**DIRECTIONS**
a: List each distinct date that appears in parentheses in the post headings of the GTI restoration thread.
b: From the GTI restoration thread, reproduce everything from "# Project GTI" down to "and cosmetic work.".

**TEXT SECTION**
'''
# Project GTI Restoration: Phase 1



## [email protected] (Apr 23, 2001)

Finally, an update to the GTI restoration project. This first installment primarily involves examining the car to determine its condition prior to teardown. After checking the car over, it appeared to be a solid-enough candidate, needing relatively minor mechanical and cosmetic work. 
































So the teardown began. All of the interior and exterior trim was removed, including windows. All of the parts were grouped together and stored in marked bags and containers. 
















Next, the mechanical systems were removed. The old exhaust was cut off first to facilitate removal of the engine and transmission.








All of the wiring and vacuum connections were labeled for proper reassembly later. 








Typical of older MkII's, there was rust in several section of the body, especially in the lower rear.
























That's where it stands for now. I'll have updates soon on the actual repair and reconditioning phase.
Until then, cheers







.
Bryan


----------



## watson (Oct 3, 2002)

*Re: Project GTI Restoration: Phase 1 (Bryan J)*


_Quote, originally posted by *Bryan J* »_









Durtty







. Looks like its coming along great!


----------



## pdxtomct (Apr 4, 2000)

*Re: Project GTI Restoration: Phase 1 (Bryan J)*

What will you do about the rust points in body?


----------



## [email protected] (Apr 23, 2001)
'''
**PROVIDED INFORMATION**
'''
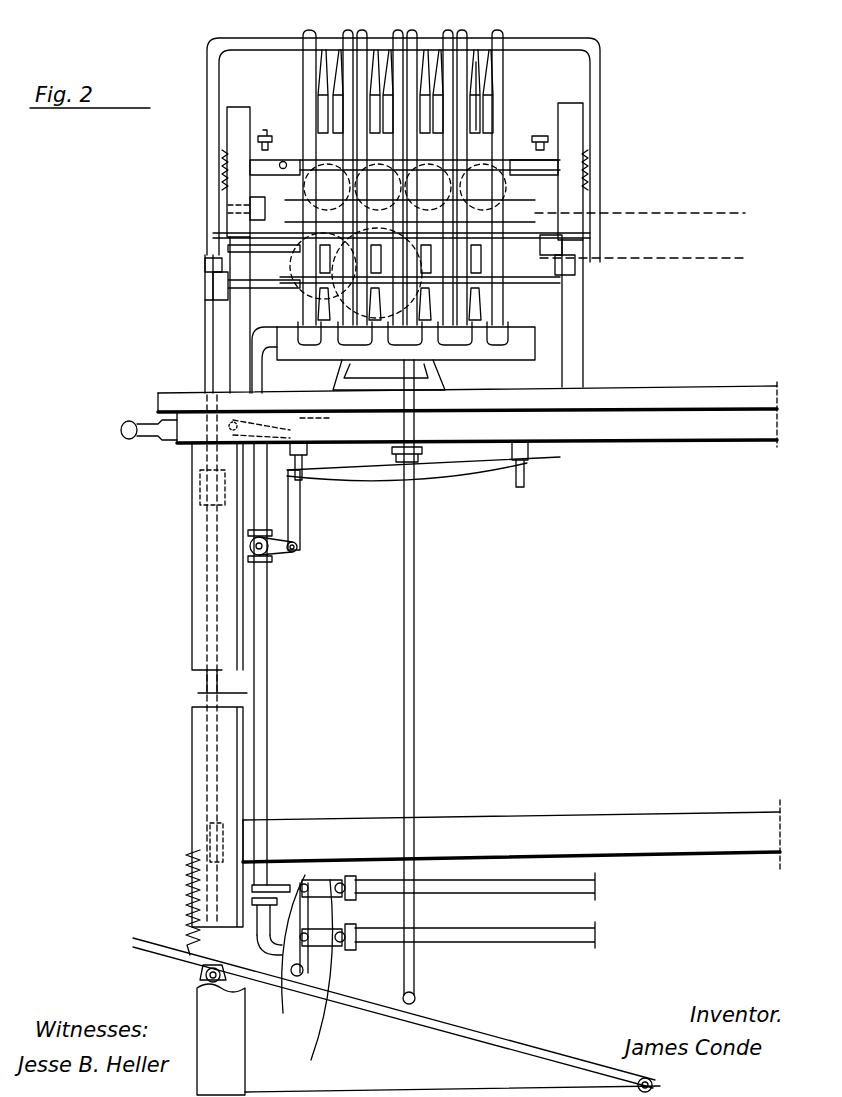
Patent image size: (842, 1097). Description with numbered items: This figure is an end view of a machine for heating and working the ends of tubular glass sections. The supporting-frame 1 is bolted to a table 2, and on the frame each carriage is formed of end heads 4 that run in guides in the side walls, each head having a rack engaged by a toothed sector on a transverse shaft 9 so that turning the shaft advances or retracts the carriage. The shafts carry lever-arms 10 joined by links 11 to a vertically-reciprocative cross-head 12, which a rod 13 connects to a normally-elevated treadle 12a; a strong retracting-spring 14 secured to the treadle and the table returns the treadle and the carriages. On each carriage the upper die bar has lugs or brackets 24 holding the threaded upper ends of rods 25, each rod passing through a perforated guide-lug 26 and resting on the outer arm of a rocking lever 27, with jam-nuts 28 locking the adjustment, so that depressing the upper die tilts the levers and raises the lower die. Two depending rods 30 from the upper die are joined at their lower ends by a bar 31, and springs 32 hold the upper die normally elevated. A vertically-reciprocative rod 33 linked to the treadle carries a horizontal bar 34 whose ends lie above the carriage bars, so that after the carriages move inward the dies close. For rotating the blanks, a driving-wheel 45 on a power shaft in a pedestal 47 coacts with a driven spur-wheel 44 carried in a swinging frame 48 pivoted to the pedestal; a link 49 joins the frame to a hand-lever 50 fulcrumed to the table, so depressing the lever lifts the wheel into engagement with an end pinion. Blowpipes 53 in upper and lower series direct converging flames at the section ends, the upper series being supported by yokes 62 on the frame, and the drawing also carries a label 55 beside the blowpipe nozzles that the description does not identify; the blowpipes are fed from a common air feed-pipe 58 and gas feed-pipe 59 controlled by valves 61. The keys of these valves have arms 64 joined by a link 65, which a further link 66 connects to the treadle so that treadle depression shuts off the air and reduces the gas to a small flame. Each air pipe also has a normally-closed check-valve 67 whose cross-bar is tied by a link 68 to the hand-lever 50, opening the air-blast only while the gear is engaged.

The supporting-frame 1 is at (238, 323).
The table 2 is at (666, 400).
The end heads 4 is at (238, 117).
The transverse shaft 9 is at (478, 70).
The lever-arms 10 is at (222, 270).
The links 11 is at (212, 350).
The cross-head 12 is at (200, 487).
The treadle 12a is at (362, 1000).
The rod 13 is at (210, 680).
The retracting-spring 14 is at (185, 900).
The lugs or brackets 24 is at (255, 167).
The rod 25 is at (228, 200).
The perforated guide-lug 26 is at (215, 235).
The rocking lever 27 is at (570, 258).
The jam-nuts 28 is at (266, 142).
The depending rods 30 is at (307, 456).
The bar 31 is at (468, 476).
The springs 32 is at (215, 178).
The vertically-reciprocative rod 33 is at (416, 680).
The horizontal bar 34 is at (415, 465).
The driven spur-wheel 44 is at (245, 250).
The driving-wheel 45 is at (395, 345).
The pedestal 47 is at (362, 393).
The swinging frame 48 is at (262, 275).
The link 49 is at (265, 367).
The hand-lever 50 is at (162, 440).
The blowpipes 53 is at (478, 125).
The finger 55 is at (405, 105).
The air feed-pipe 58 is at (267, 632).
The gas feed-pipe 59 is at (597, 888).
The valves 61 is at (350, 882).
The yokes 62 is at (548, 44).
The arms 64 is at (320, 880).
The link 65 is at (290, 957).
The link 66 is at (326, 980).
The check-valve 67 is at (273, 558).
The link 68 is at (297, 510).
'''
'''
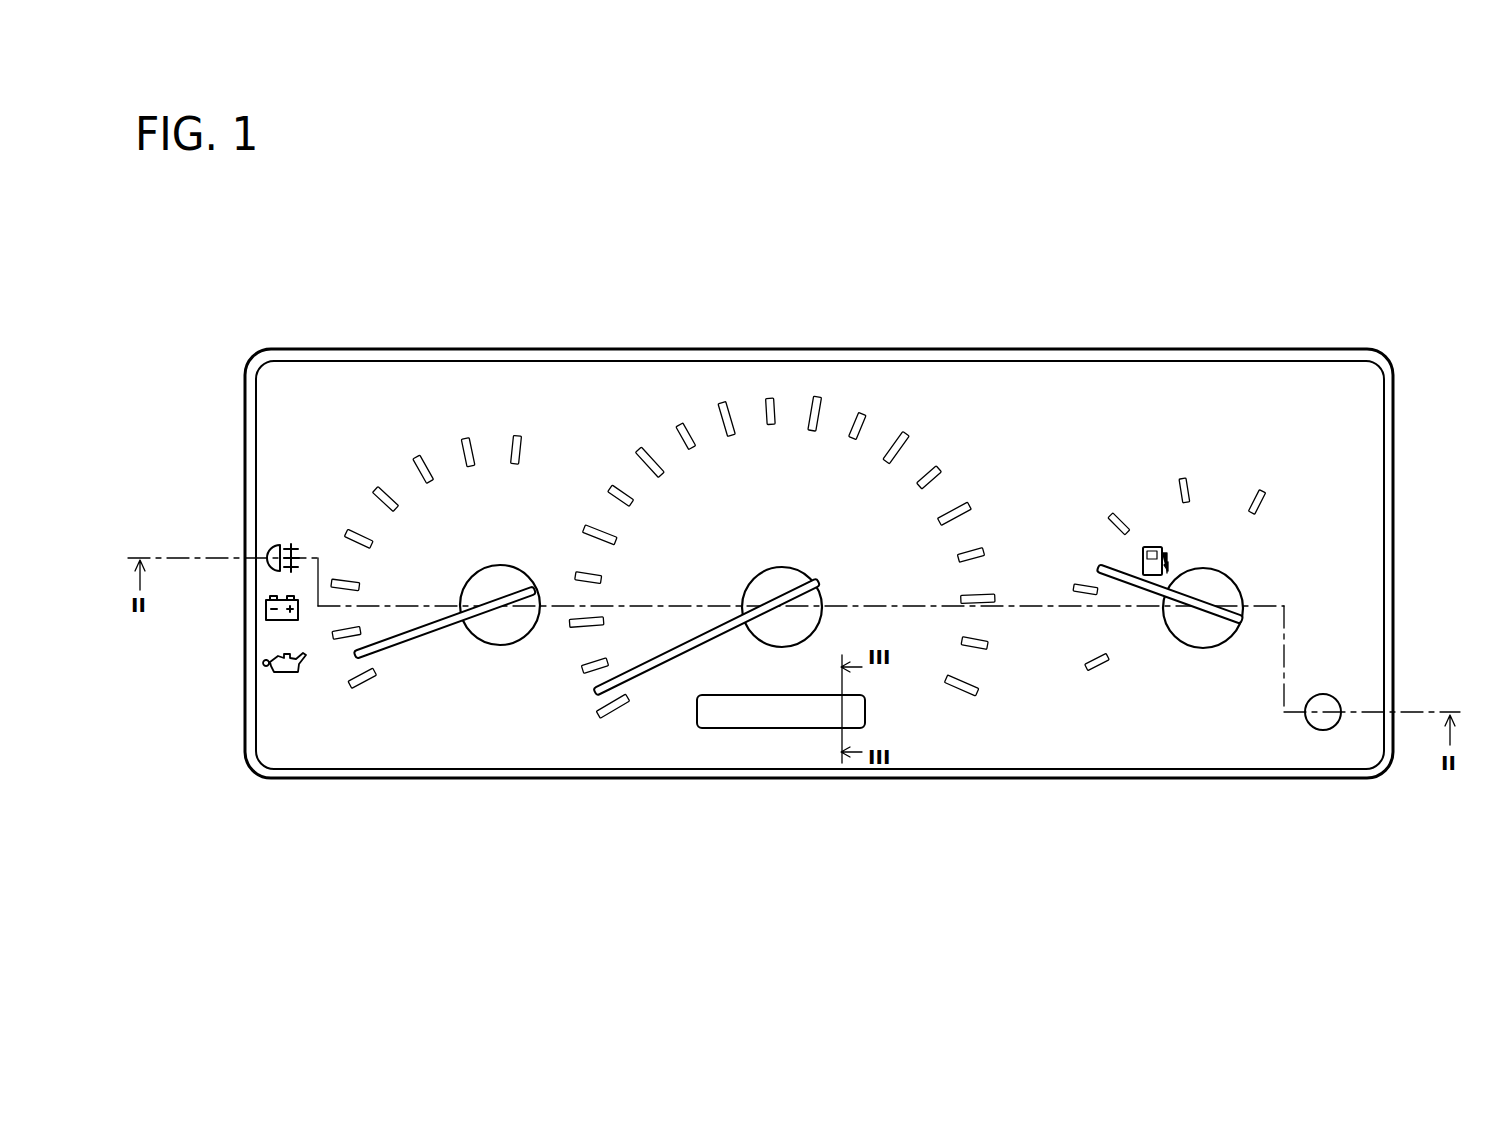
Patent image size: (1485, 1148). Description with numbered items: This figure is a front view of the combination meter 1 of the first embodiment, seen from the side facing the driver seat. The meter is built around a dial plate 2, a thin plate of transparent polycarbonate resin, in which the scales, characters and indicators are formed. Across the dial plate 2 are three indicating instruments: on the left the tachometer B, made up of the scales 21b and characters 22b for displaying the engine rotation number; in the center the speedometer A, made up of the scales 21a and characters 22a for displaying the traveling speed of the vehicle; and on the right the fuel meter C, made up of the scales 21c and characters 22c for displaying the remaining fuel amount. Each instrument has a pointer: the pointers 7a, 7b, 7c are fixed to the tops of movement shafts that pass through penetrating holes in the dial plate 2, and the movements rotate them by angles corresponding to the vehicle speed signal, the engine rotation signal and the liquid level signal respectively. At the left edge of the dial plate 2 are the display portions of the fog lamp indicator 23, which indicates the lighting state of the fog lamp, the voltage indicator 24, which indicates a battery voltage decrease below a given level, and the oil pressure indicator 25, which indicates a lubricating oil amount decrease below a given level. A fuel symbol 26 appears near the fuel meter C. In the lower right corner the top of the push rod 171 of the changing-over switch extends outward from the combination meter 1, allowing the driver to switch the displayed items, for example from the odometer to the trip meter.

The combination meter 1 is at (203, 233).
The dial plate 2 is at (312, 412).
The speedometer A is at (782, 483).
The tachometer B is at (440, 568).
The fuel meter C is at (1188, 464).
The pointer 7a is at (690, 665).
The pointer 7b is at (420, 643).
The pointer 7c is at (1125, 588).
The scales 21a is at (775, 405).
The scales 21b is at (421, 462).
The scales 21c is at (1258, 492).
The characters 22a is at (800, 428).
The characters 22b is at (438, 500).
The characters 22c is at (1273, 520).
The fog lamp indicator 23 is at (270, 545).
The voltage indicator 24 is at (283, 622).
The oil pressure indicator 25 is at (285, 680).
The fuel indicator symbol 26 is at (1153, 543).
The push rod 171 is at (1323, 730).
'''
**EXERCISE SOLUTIONS**
a:
- Apr 23, 2001
- Oct 3, 2002
- Apr 4, 2000

b:
# Project GTI Restoration: Phase 1



## [email protected] (Apr 23, 2001)

Finally, an update to the GTI restoration project. This first installment primarily involves examining the car to determine its condition prior to teardown. After checking the car over, it appeared to be a solid-enough candidate, needing relatively minor mechanical and cosmetic work.